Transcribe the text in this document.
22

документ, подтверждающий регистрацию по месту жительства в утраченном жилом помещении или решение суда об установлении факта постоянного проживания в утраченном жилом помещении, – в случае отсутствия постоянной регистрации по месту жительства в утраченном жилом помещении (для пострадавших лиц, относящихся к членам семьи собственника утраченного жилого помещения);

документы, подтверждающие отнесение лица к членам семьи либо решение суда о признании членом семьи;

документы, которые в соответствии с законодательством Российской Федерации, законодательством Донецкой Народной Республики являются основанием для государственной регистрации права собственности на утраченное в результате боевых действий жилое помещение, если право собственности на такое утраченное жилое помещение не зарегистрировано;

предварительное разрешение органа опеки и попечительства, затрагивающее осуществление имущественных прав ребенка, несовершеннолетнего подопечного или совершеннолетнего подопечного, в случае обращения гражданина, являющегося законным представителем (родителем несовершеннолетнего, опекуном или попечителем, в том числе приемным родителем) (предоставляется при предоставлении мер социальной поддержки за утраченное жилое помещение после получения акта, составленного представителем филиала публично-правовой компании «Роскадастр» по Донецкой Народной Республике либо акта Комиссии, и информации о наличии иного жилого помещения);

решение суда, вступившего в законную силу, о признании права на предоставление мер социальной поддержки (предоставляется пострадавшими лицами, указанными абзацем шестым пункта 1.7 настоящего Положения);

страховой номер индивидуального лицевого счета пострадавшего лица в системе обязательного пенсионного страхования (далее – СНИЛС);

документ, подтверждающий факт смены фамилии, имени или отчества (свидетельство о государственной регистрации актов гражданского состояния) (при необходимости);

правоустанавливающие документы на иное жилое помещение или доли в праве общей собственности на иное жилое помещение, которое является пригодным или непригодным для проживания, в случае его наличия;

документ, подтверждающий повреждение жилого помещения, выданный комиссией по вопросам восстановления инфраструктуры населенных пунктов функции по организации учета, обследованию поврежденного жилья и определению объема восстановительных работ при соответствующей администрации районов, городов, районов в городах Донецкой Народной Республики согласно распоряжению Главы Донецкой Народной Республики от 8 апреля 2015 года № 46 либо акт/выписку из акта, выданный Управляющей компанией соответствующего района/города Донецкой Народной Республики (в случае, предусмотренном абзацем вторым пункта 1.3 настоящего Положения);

------------------------------------------------------------

== Required work ==
Identify every line above with the string "права" in it. Copy those lines.

== The completed task ==
документы, которые в соответствии с законодательством Российской Федерации, законодательством Донецкой Народной Республики являются основанием для государственной регистрации права собственности на утраченное в результате боевых действий жилое помещение, если право собственности на такое утраченное жилое помещение не зарегистрировано;
решение суда, вступившего в законную силу, о признании права на предоставление мер социальной поддержки (предоставляется пострадавшими лицами, указанными абзацем шестым пункта 1.7 настоящего Положения);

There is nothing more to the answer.